Instructions to follow: Give back every line of the material exactly. Skip the pictures.
(Recorded data)
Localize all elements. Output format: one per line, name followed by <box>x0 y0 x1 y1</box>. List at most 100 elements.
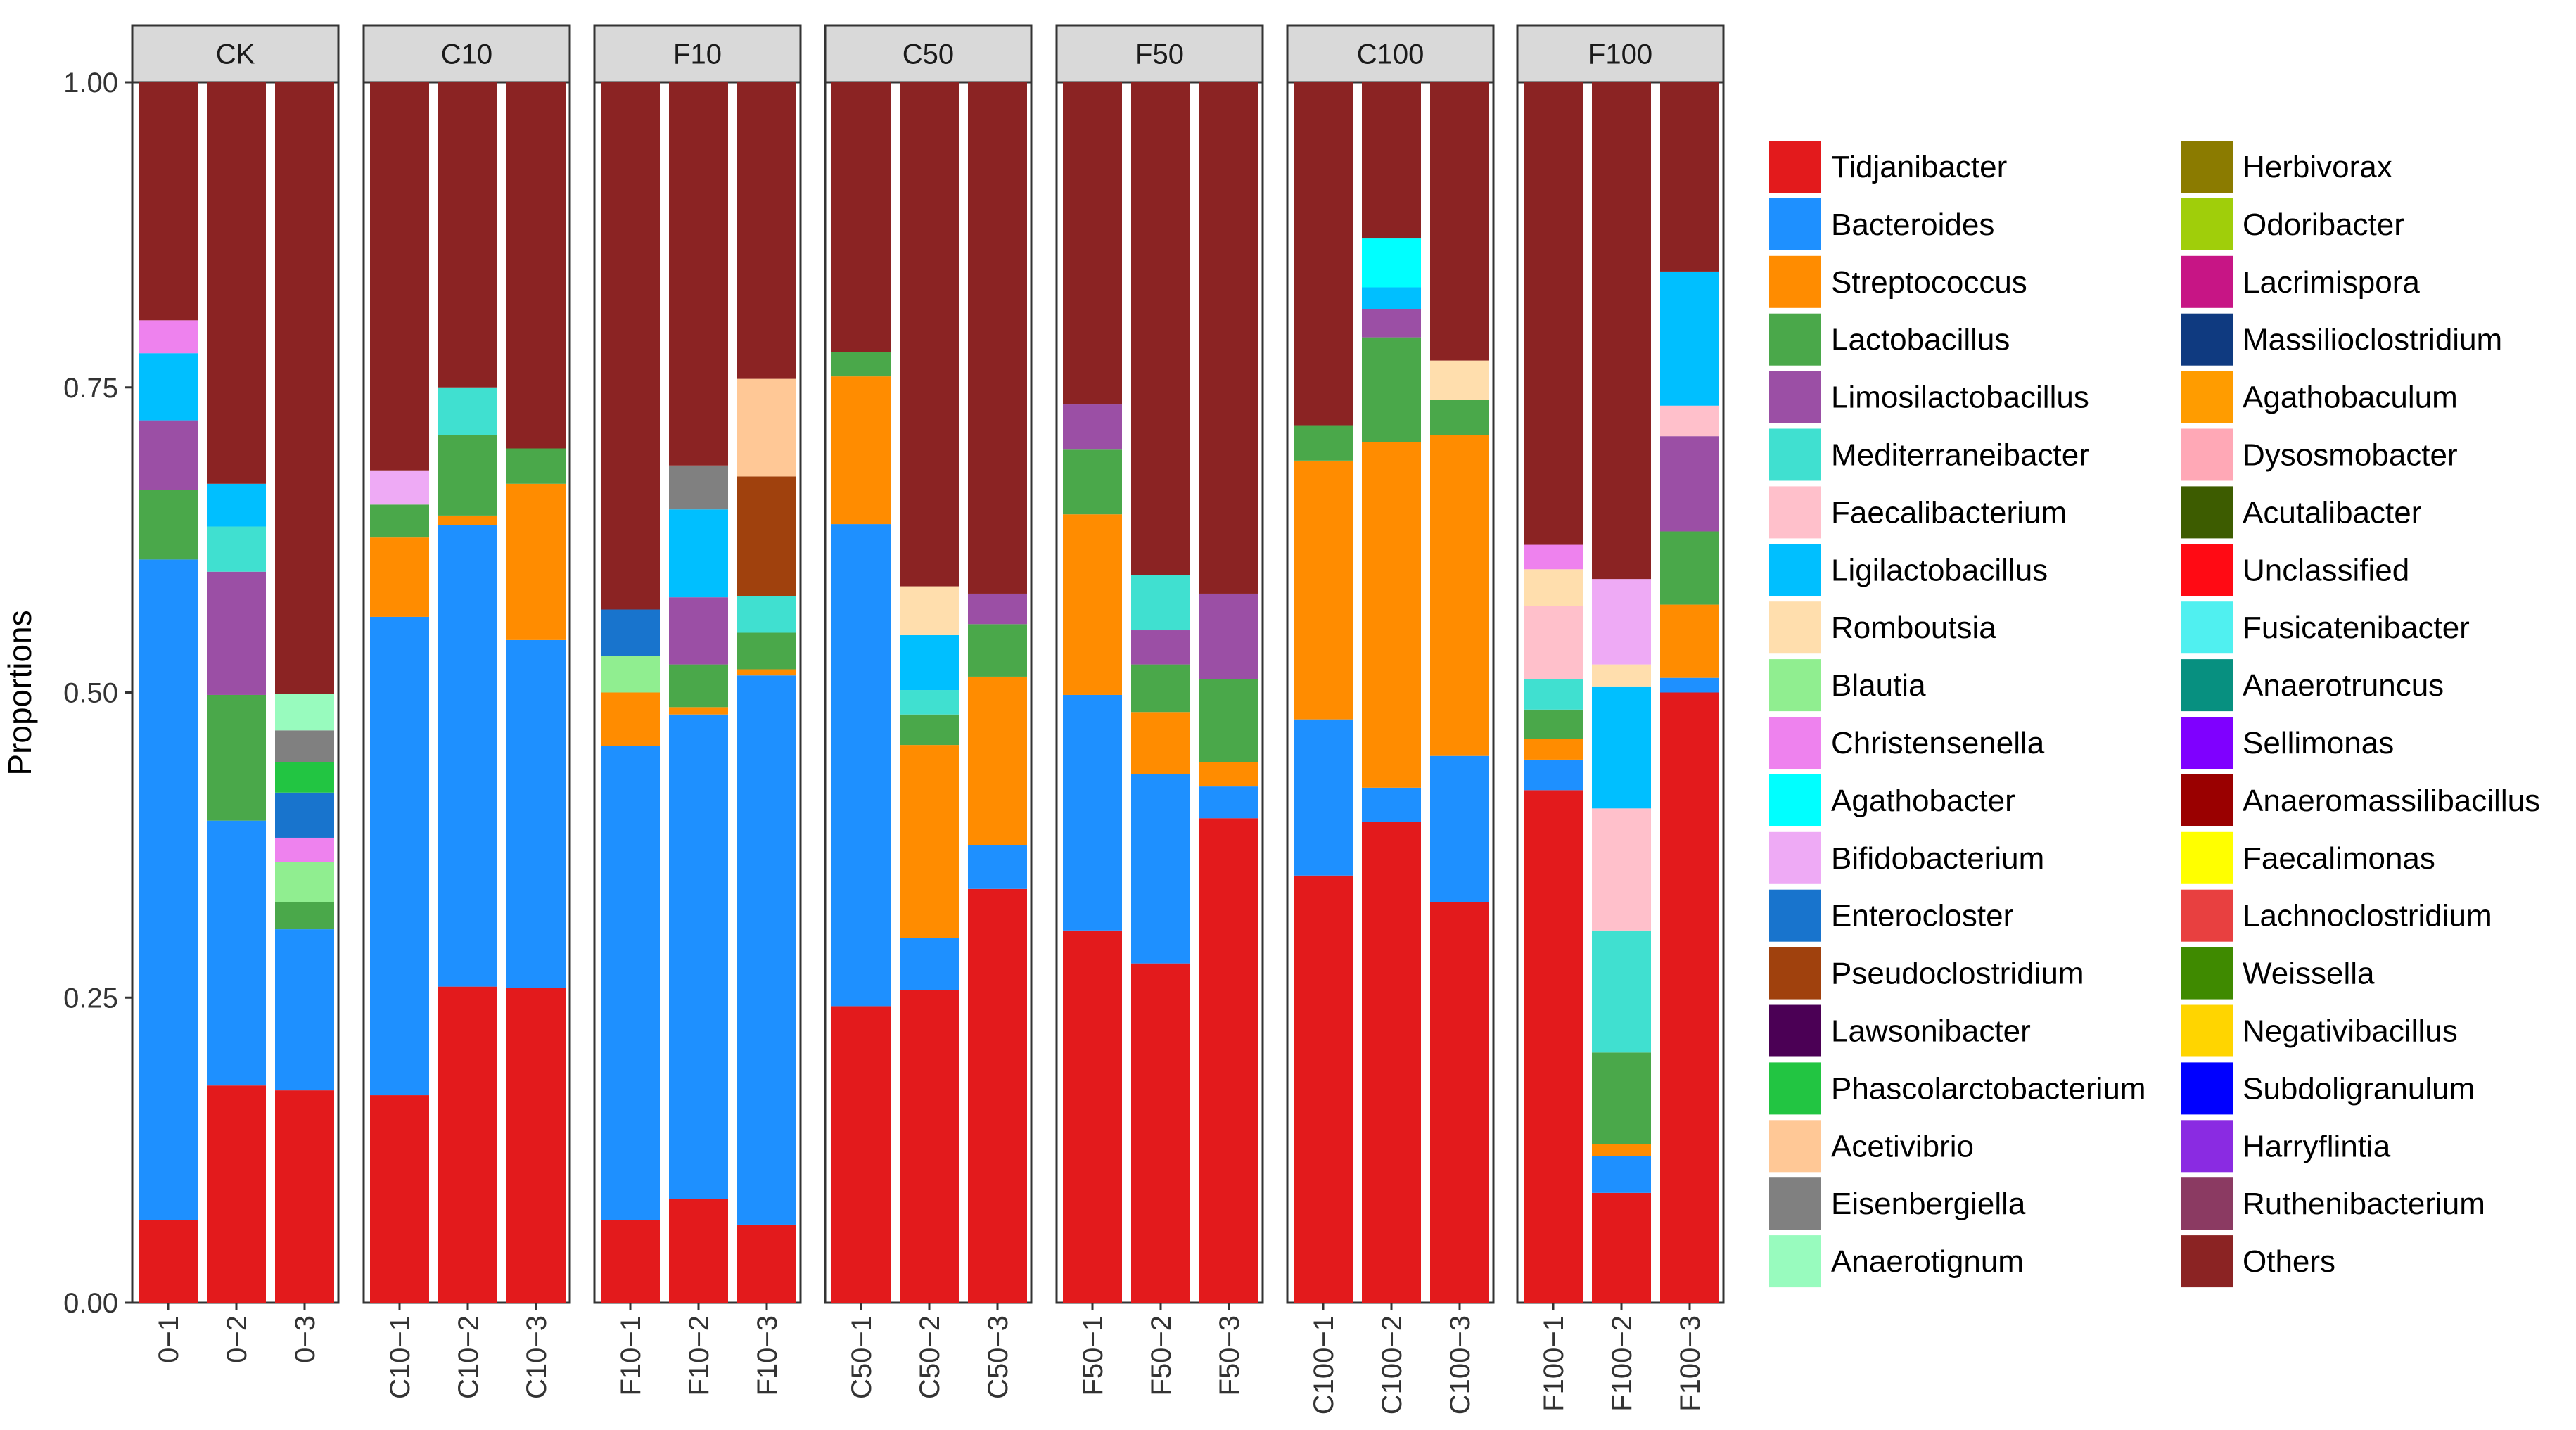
y-tick-label: 0.25 <box>63 983 118 1014</box>
legend-label-christensenella: Christensenella <box>1831 726 2045 760</box>
legend-key-romboutsia <box>1769 601 1821 654</box>
legend-key-pseudoclostridium <box>1769 947 1821 1000</box>
segment-tidjanibacter <box>370 1095 429 1303</box>
segment-streptococcus <box>1199 762 1258 787</box>
segment-lactobacillus <box>669 664 728 708</box>
segment-others <box>1660 82 1719 272</box>
legend-label-agathobaculum: Agathobaculum <box>2243 381 2458 415</box>
x-tick-label: C50−3 <box>983 1315 1014 1399</box>
segment-pseudoclostridium <box>737 476 796 596</box>
segment-romboutsia <box>1524 569 1583 606</box>
segment-mediterraneibacter <box>1524 679 1583 710</box>
legend-label-herbivorax: Herbivorax <box>2243 150 2392 184</box>
legend-key-lacrimispora <box>2181 255 2233 308</box>
segment-blautia <box>601 656 660 693</box>
segment-tidjanibacter <box>968 888 1027 1303</box>
segment-limosilactobacillus <box>1362 309 1421 338</box>
segment-enterocloster <box>275 792 334 838</box>
legend-key-christensenella <box>1769 717 1821 769</box>
segment-tidjanibacter <box>669 1199 728 1303</box>
segment-others <box>1592 82 1651 580</box>
segment-bacteroides <box>370 616 429 1096</box>
segment-streptococcus <box>900 745 959 938</box>
segment-others <box>831 82 891 352</box>
segment-bacteroides <box>139 559 198 1220</box>
legend-key-tidjanibacter <box>1769 141 1821 193</box>
x-tick-label: C10−2 <box>453 1315 484 1399</box>
segment-lactobacillus <box>438 435 497 516</box>
legend-label-unclassified: Unclassified <box>2243 553 2409 587</box>
segment-mediterraneibacter <box>737 596 796 633</box>
segment-bacteroides <box>1430 755 1489 902</box>
bar-c100-3 <box>1430 82 1489 1303</box>
x-tick-label: C50−2 <box>914 1315 945 1399</box>
segment-tidjanibacter <box>1660 692 1719 1303</box>
x-tick-label: C100−2 <box>1377 1315 1408 1415</box>
segment-tidjanibacter <box>1592 1192 1651 1303</box>
x-tick-label: C10−3 <box>521 1315 552 1399</box>
legend-label-streptococcus: Streptococcus <box>1831 265 2027 300</box>
segment-mediterraneibacter <box>900 690 959 715</box>
segment-limosilactobacillus <box>669 597 728 665</box>
segment-bifidobacterium <box>1592 579 1651 665</box>
segment-faecalibacterium <box>1524 606 1583 679</box>
legend-key-faecalibacterium <box>1769 486 1821 539</box>
segment-streptococcus <box>1131 712 1190 774</box>
legend-key-phascolarctobacterium <box>1769 1062 1821 1115</box>
segment-bacteroides <box>1660 677 1719 693</box>
legend-label-odoribacter: Odoribacter <box>2243 208 2404 242</box>
segment-lactobacillus <box>1592 1052 1651 1144</box>
panel-f100: F100 F100−1 F100−2 F100−3 <box>1516 24 1725 1412</box>
segment-others <box>1294 82 1353 426</box>
legend-label-eisenbergiella: Eisenbergiella <box>1831 1187 2026 1221</box>
segment-mediterraneibacter <box>1592 930 1651 1053</box>
strip-c50 <box>824 24 1033 84</box>
segment-others <box>1430 82 1489 361</box>
x-tick-label: F50−2 <box>1146 1315 1177 1396</box>
panel-ck: CK 0−1 0−2 0−3 <box>131 24 340 1363</box>
x-tick-label: F10−1 <box>616 1315 646 1396</box>
legend-key-anaerotignum <box>1769 1235 1821 1288</box>
x-tick-label: F50−3 <box>1214 1315 1245 1396</box>
segment-lactobacillus <box>737 632 796 670</box>
legend-key-agathobaculum <box>2181 371 2233 423</box>
legend-label-massilioclostridium: Massilioclostridium <box>2243 323 2502 357</box>
segment-faecalibacterium <box>1592 808 1651 931</box>
segment-bacteroides <box>1131 774 1190 964</box>
segment-eisenbergiella <box>669 465 728 510</box>
legend-key-lactobacillus <box>1769 313 1821 366</box>
legend-label-pseudoclostridium: Pseudoclostridium <box>1831 957 2084 991</box>
segment-streptococcus <box>506 483 566 640</box>
legend-label-lactobacillus: Lactobacillus <box>1831 323 2010 357</box>
panel-c100: C100 C100−1 C100−2 C100−3 <box>1286 24 1495 1415</box>
legend-label-weissella: Weissella <box>2243 957 2375 991</box>
segment-ligilactobacillus <box>900 634 959 691</box>
segment-others <box>438 82 497 388</box>
segment-lactobacillus <box>1199 679 1258 762</box>
segment-others <box>900 82 959 587</box>
segment-streptococcus <box>601 692 660 746</box>
segment-others <box>1063 82 1122 405</box>
strip-label: CK <box>216 39 255 70</box>
legend-key-acetivibrio <box>1769 1120 1821 1173</box>
segment-others <box>968 82 1027 594</box>
legend-label-dysosmobacter: Dysosmobacter <box>2243 438 2458 473</box>
segment-lactobacillus <box>1660 531 1719 605</box>
bar-f10-1 <box>601 82 660 1303</box>
segment-lactobacillus <box>1131 664 1190 713</box>
segment-ligilactobacillus <box>1592 686 1651 809</box>
segment-mediterraneibacter <box>1131 575 1190 631</box>
segment-faecalibacterium <box>1660 405 1719 437</box>
legend-key-fusicatenibacter <box>2181 601 2233 654</box>
segment-ligilactobacillus <box>669 509 728 598</box>
segment-agathobacter <box>1362 238 1421 288</box>
strip-label: F100 <box>1588 39 1652 70</box>
x-tick-label: F10−2 <box>684 1315 715 1396</box>
x-tick-label: F10−3 <box>752 1315 783 1396</box>
legend-label-harryflintia: Harryflintia <box>2243 1129 2391 1163</box>
legend-key-faecalimonas <box>2181 831 2233 884</box>
bar-0-1 <box>139 82 198 1303</box>
x-tick-label: C50−1 <box>846 1315 877 1399</box>
segment-romboutsia <box>1592 664 1651 687</box>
(End Recorded data)
Result for this exercise:
Localize all elements. Output format: one per line, name followed by <box>x0 y0 x1 y1</box>. List at most 100 elements.
y-tick-label: 0.25 <box>63 983 118 1014</box>
legend-label-christensenella: Christensenella <box>1831 726 2045 760</box>
legend-key-romboutsia <box>1769 601 1821 654</box>
legend-key-pseudoclostridium <box>1769 947 1821 1000</box>
segment-tidjanibacter <box>370 1095 429 1303</box>
segment-streptococcus <box>1199 762 1258 787</box>
segment-lactobacillus <box>669 664 728 708</box>
segment-others <box>1660 82 1719 272</box>
legend-label-agathobaculum: Agathobaculum <box>2243 381 2458 415</box>
x-tick-label: C50−3 <box>983 1315 1014 1399</box>
segment-pseudoclostridium <box>737 476 796 596</box>
segment-romboutsia <box>1524 569 1583 606</box>
segment-mediterraneibacter <box>1524 679 1583 710</box>
legend-label-herbivorax: Herbivorax <box>2243 150 2392 184</box>
legend-key-lacrimispora <box>2181 255 2233 308</box>
segment-blautia <box>601 656 660 693</box>
segment-tidjanibacter <box>968 888 1027 1303</box>
segment-limosilactobacillus <box>1362 309 1421 338</box>
segment-enterocloster <box>275 792 334 838</box>
legend-key-christensenella <box>1769 717 1821 769</box>
segment-tidjanibacter <box>669 1199 728 1303</box>
segment-others <box>1592 82 1651 580</box>
segment-bacteroides <box>370 616 429 1096</box>
segment-streptococcus <box>900 745 959 938</box>
segment-others <box>831 82 891 352</box>
segment-bacteroides <box>139 559 198 1220</box>
legend-key-tidjanibacter <box>1769 141 1821 193</box>
x-tick-label: C10−2 <box>453 1315 484 1399</box>
segment-lactobacillus <box>438 435 497 516</box>
legend-label-unclassified: Unclassified <box>2243 553 2409 587</box>
segment-mediterraneibacter <box>737 596 796 633</box>
segment-bacteroides <box>1430 755 1489 902</box>
bar-c100-3 <box>1430 82 1489 1303</box>
x-tick-label: C50−2 <box>914 1315 945 1399</box>
segment-tidjanibacter <box>1660 692 1719 1303</box>
x-tick-label: C100−2 <box>1377 1315 1408 1415</box>
segment-tidjanibacter <box>1592 1192 1651 1303</box>
x-tick-label: C10−3 <box>521 1315 552 1399</box>
legend-label-streptococcus: Streptococcus <box>1831 265 2027 300</box>
segment-mediterraneibacter <box>900 690 959 715</box>
segment-limosilactobacillus <box>669 597 728 665</box>
segment-bifidobacterium <box>1592 579 1651 665</box>
segment-faecalibacterium <box>1524 606 1583 679</box>
legend-key-faecalibacterium <box>1769 486 1821 539</box>
segment-streptococcus <box>1131 712 1190 774</box>
legend-key-phascolarctobacterium <box>1769 1062 1821 1115</box>
segment-bacteroides <box>1660 677 1719 693</box>
legend-label-odoribacter: Odoribacter <box>2243 208 2404 242</box>
segment-lactobacillus <box>1592 1052 1651 1144</box>
panel-f100: F100 F100−1 F100−2 F100−3 <box>1516 24 1725 1412</box>
segment-others <box>1294 82 1353 426</box>
legend-label-eisenbergiella: Eisenbergiella <box>1831 1187 2026 1221</box>
segment-mediterraneibacter <box>1592 930 1651 1053</box>
strip-c50 <box>824 24 1033 84</box>
segment-others <box>1430 82 1489 361</box>
x-tick-label: F50−2 <box>1146 1315 1177 1396</box>
panel-ck: CK 0−1 0−2 0−3 <box>131 24 340 1363</box>
x-tick-label: F10−1 <box>616 1315 646 1396</box>
legend-key-anaerotignum <box>1769 1235 1821 1288</box>
x-tick-label: F50−3 <box>1214 1315 1245 1396</box>
segment-lactobacillus <box>737 632 796 670</box>
legend-key-agathobaculum <box>2181 371 2233 423</box>
legend-label-massilioclostridium: Massilioclostridium <box>2243 323 2502 357</box>
segment-faecalibacterium <box>1592 808 1651 931</box>
segment-bacteroides <box>1131 774 1190 964</box>
segment-eisenbergiella <box>669 465 728 510</box>
legend-key-lactobacillus <box>1769 313 1821 366</box>
legend-label-pseudoclostridium: Pseudoclostridium <box>1831 957 2084 991</box>
segment-streptococcus <box>506 483 566 640</box>
legend-label-lactobacillus: Lactobacillus <box>1831 323 2010 357</box>
panel-c100: C100 C100−1 C100−2 C100−3 <box>1286 24 1495 1415</box>
legend-label-weissella: Weissella <box>2243 957 2375 991</box>
segment-ligilactobacillus <box>900 634 959 691</box>
segment-others <box>438 82 497 388</box>
segment-lactobacillus <box>1199 679 1258 762</box>
segment-others <box>900 82 959 587</box>
segment-streptococcus <box>601 692 660 746</box>
segment-others <box>1063 82 1122 405</box>
strip-label: CK <box>216 39 255 70</box>
legend-key-acetivibrio <box>1769 1120 1821 1173</box>
segment-others <box>968 82 1027 594</box>
legend-label-dysosmobacter: Dysosmobacter <box>2243 438 2458 473</box>
segment-lactobacillus <box>1660 531 1719 605</box>
bar-f10-1 <box>601 82 660 1303</box>
segment-lactobacillus <box>1131 664 1190 713</box>
segment-ligilactobacillus <box>1592 686 1651 809</box>
segment-mediterraneibacter <box>1131 575 1190 631</box>
segment-faecalibacterium <box>1660 405 1719 437</box>
legend-key-fusicatenibacter <box>2181 601 2233 654</box>
segment-ligilactobacillus <box>669 509 728 598</box>
segment-agathobacter <box>1362 238 1421 288</box>
strip-label: F100 <box>1588 39 1652 70</box>
x-tick-label: F10−2 <box>684 1315 715 1396</box>
x-tick-label: F10−3 <box>752 1315 783 1396</box>
legend-label-harryflintia: Harryflintia <box>2243 1129 2391 1163</box>
legend-key-faecalimonas <box>2181 831 2233 884</box>
bar-0-1 <box>139 82 198 1303</box>
x-tick-label: C50−1 <box>846 1315 877 1399</box>
segment-romboutsia <box>1592 664 1651 687</box>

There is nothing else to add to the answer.